> [WORK TO DO]: Tally how many lines include "Rehearsals". The number is the whole answer.

> [EXCERPTED RECORDS]:
>> START
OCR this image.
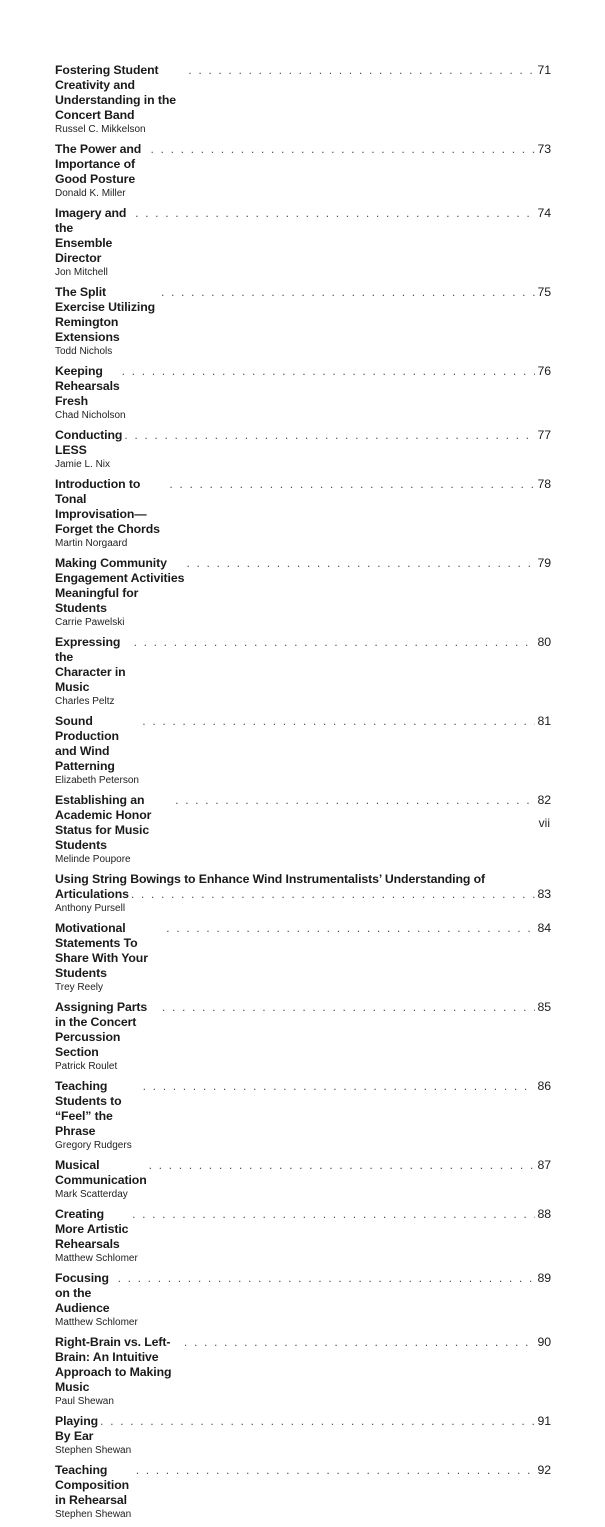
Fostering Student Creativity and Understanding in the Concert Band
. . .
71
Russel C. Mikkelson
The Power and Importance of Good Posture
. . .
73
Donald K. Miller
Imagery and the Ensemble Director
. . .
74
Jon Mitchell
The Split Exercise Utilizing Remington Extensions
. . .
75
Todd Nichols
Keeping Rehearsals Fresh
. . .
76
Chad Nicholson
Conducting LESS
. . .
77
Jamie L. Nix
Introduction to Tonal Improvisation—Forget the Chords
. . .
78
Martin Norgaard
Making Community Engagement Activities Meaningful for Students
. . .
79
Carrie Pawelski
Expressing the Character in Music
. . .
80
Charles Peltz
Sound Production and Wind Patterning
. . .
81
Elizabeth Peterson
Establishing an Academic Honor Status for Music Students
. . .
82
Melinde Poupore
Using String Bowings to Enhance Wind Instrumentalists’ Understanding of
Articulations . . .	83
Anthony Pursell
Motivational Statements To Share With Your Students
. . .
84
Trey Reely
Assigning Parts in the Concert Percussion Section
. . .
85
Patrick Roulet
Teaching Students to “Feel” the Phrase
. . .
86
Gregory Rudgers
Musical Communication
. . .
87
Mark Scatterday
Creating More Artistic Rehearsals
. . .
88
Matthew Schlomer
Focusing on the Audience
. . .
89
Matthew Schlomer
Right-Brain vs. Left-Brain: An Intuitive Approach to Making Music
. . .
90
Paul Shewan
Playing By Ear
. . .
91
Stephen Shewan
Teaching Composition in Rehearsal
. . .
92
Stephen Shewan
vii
>> END
> [RESULT OF THIS EXERCISE]: 2